(Collected data entries)
————

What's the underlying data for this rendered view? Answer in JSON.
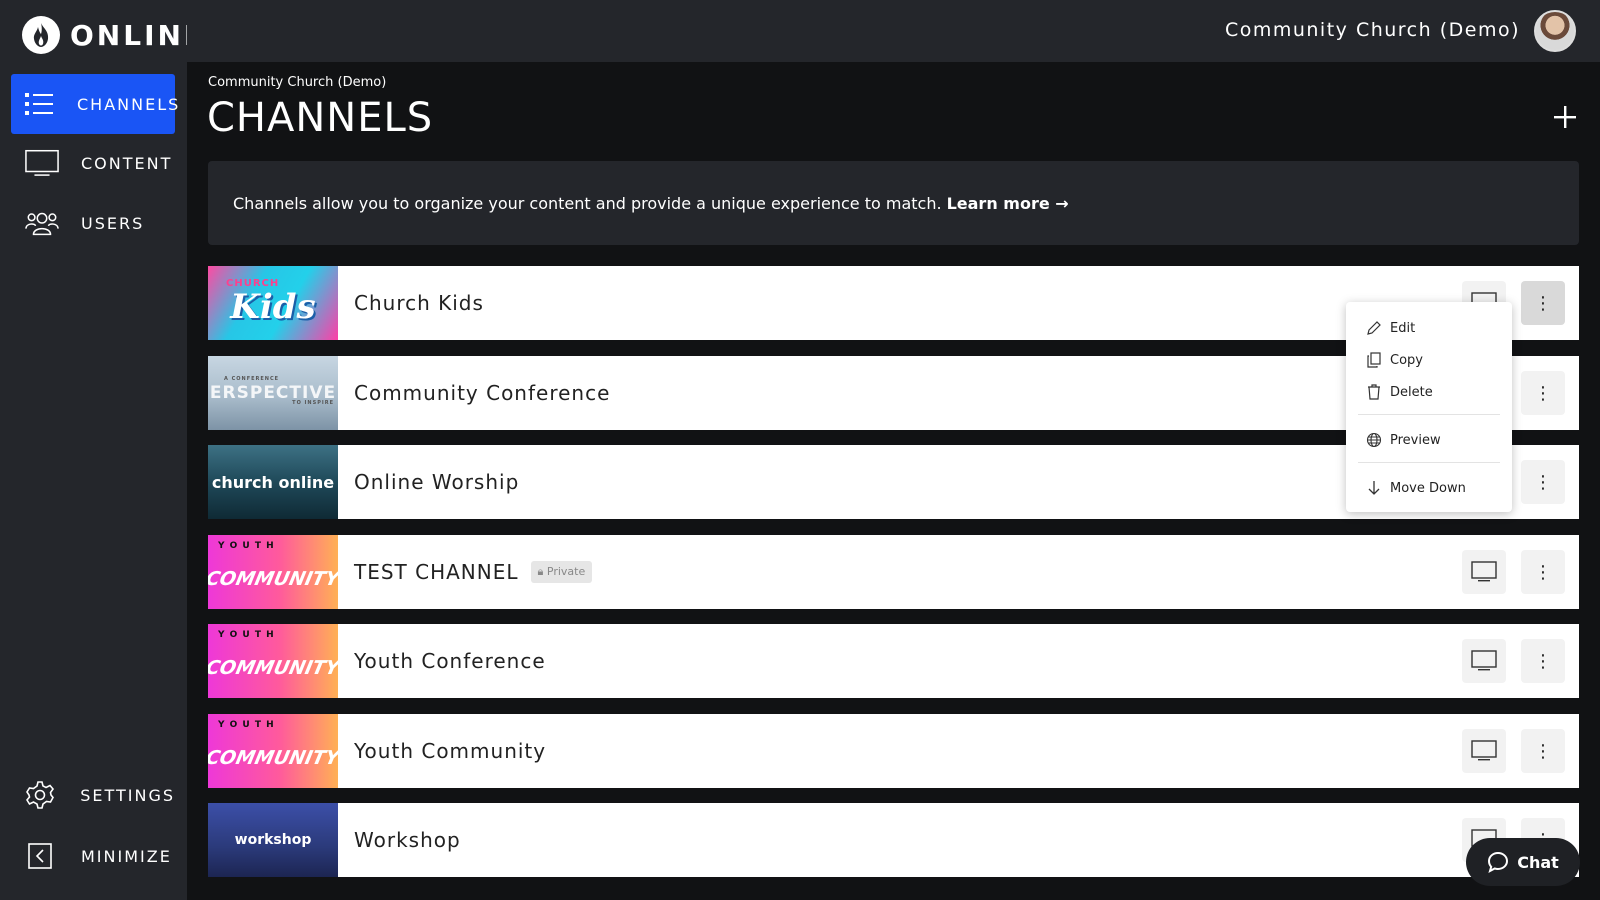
{
  "app": {
    "logo_text": "ONLINE"
  },
  "sidebar": {
    "items": [
      {
        "label": "CHANNELS",
        "icon": "list-icon",
        "active": true
      },
      {
        "label": "CONTENT",
        "icon": "monitor-icon",
        "active": false
      },
      {
        "label": "USERS",
        "icon": "users-icon",
        "active": false
      }
    ],
    "bottom": [
      {
        "label": "SETTINGS",
        "icon": "gear-icon"
      },
      {
        "label": "MINIMIZE",
        "icon": "collapse-icon"
      }
    ]
  },
  "topbar": {
    "org_name": "Community Church (Demo)"
  },
  "header": {
    "breadcrumb": "Community Church (Demo)",
    "title": "CHANNELS"
  },
  "banner": {
    "text": "Channels allow you to organize your content and provide a unique experience to match.",
    "link": "Learn more →"
  },
  "channels": [
    {
      "name": "Church Kids",
      "thumb_text": "Kids",
      "thumb_sub": "CHURCH",
      "private": false
    },
    {
      "name": "Community Conference",
      "thumb_text": "ERSPECTIVE",
      "thumb_sub": "A CONFERENCE",
      "thumb_sub2": "TO INSPIRE",
      "private": false
    },
    {
      "name": "Online Worship",
      "thumb_text": "church online",
      "private": false
    },
    {
      "name": "TEST CHANNEL",
      "thumb_text": "COMMUNITY",
      "thumb_sub": "Y O U T H",
      "private": true,
      "badge": "Private"
    },
    {
      "name": "Youth Conference",
      "thumb_text": "COMMUNITY",
      "thumb_sub": "Y O U T H",
      "private": false
    },
    {
      "name": "Youth Community",
      "thumb_text": "COMMUNITY",
      "thumb_sub": "Y O U T H",
      "private": false
    },
    {
      "name": "Workshop",
      "thumb_text": "workshop",
      "private": false
    }
  ],
  "context_menu": {
    "items": [
      {
        "label": "Edit",
        "icon": "pencil-icon"
      },
      {
        "label": "Copy",
        "icon": "copy-icon"
      },
      {
        "label": "Delete",
        "icon": "trash-icon"
      },
      {
        "label": "Preview",
        "icon": "globe-icon"
      },
      {
        "label": "Move Down",
        "icon": "arrow-down-icon"
      }
    ]
  },
  "chat": {
    "label": "Chat"
  },
  "colors": {
    "accent": "#1a55f5",
    "sidebar_bg": "#24262b",
    "page_bg": "#111214"
  }
}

————

* [Task directions]: Repeat the preceding records precisely, and leave every picture out of the copy.

* [In response]:
What's the underlying data for this rendered view? Answer in JSON.
{
  "app": {
    "logo_text": "ONLINE"
  },
  "sidebar": {
    "items": [
      {
        "label": "CHANNELS",
        "icon": "list-icon",
        "active": true
      },
      {
        "label": "CONTENT",
        "icon": "monitor-icon",
        "active": false
      },
      {
        "label": "USERS",
        "icon": "users-icon",
        "active": false
      }
    ],
    "bottom": [
      {
        "label": "SETTINGS",
        "icon": "gear-icon"
      },
      {
        "label": "MINIMIZE",
        "icon": "collapse-icon"
      }
    ]
  },
  "topbar": {
    "org_name": "Community Church (Demo)"
  },
  "header": {
    "breadcrumb": "Community Church (Demo)",
    "title": "CHANNELS"
  },
  "banner": {
    "text": "Channels allow you to organize your content and provide a unique experience to match.",
    "link": "Learn more →"
  },
  "channels": [
    {
      "name": "Church Kids",
      "thumb_text": "Kids",
      "thumb_sub": "CHURCH",
      "private": false
    },
    {
      "name": "Community Conference",
      "thumb_text": "ERSPECTIVE",
      "thumb_sub": "A CONFERENCE",
      "thumb_sub2": "TO INSPIRE",
      "private": false
    },
    {
      "name": "Online Worship",
      "thumb_text": "church online",
      "private": false
    },
    {
      "name": "TEST CHANNEL",
      "thumb_text": "COMMUNITY",
      "thumb_sub": "Y O U T H",
      "private": true,
      "badge": "Private"
    },
    {
      "name": "Youth Conference",
      "thumb_text": "COMMUNITY",
      "thumb_sub": "Y O U T H",
      "private": false
    },
    {
      "name": "Youth Community",
      "thumb_text": "COMMUNITY",
      "thumb_sub": "Y O U T H",
      "private": false
    },
    {
      "name": "Workshop",
      "thumb_text": "workshop",
      "private": false
    }
  ],
  "context_menu": {
    "items": [
      {
        "label": "Edit",
        "icon": "pencil-icon"
      },
      {
        "label": "Copy",
        "icon": "copy-icon"
      },
      {
        "label": "Delete",
        "icon": "trash-icon"
      },
      {
        "label": "Preview",
        "icon": "globe-icon"
      },
      {
        "label": "Move Down",
        "icon": "arrow-down-icon"
      }
    ]
  },
  "chat": {
    "label": "Chat"
  },
  "colors": {
    "accent": "#1a55f5",
    "sidebar_bg": "#24262b",
    "page_bg": "#111214"
  }
}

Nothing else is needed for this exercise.